- [TO BE DONE]:
Sort through the data and copy the lines holding the word "Global".

- [RECORD EXCERPTS]:
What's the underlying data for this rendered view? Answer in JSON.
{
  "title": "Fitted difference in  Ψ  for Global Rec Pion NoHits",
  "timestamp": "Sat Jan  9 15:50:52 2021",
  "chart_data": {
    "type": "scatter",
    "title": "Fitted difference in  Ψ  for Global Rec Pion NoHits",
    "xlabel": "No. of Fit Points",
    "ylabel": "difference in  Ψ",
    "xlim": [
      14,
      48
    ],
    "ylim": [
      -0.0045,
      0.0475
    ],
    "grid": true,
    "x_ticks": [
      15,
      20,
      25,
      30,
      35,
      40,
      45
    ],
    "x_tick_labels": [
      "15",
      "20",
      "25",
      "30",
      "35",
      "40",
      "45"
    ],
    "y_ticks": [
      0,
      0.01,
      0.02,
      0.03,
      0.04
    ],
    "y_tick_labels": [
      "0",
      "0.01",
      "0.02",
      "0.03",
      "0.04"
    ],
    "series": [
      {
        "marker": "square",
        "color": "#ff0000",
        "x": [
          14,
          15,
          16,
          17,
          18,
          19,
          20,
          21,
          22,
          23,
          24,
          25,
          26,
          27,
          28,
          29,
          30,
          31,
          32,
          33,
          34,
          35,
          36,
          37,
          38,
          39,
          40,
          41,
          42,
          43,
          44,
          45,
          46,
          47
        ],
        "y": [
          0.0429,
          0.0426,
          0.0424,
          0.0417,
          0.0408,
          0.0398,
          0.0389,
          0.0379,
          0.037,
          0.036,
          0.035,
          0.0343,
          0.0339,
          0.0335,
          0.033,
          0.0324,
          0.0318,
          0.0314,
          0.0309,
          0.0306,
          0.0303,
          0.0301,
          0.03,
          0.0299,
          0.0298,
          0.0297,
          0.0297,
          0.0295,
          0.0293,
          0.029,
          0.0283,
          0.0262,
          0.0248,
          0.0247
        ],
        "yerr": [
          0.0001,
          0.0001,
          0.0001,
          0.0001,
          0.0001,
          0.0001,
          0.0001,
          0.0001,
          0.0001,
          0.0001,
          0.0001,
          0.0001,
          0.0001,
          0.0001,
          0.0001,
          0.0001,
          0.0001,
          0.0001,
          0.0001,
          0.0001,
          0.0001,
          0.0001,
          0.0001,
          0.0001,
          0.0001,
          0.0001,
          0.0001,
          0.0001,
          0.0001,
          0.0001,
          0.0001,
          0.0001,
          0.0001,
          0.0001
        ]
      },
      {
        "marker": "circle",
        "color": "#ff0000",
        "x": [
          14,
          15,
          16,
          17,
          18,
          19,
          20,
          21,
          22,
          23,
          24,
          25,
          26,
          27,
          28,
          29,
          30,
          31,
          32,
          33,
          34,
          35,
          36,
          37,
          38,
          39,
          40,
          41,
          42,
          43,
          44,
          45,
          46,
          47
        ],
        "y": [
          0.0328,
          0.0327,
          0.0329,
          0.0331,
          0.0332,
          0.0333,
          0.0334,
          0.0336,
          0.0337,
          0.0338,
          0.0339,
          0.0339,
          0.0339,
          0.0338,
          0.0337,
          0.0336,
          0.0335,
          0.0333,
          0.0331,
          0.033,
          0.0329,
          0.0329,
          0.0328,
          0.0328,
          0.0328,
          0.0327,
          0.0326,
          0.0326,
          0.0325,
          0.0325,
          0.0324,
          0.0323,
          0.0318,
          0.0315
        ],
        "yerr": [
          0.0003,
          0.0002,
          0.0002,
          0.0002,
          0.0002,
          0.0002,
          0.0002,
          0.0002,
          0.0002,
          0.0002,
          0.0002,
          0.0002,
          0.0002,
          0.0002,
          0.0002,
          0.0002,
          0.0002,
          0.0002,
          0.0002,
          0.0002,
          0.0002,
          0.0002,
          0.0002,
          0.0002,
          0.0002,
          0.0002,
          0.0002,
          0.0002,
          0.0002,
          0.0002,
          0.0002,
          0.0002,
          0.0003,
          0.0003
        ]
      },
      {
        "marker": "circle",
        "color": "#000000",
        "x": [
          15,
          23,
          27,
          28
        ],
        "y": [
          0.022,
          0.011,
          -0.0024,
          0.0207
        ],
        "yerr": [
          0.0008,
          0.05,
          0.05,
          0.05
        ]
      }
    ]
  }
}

- [SOLUTION TO THIS PROBLEM]:
  "title": "Fitted difference in  Ψ  for Global Rec Pion NoHits",
    "title": "Fitted difference in  Ψ  for Global Rec Pion NoHits",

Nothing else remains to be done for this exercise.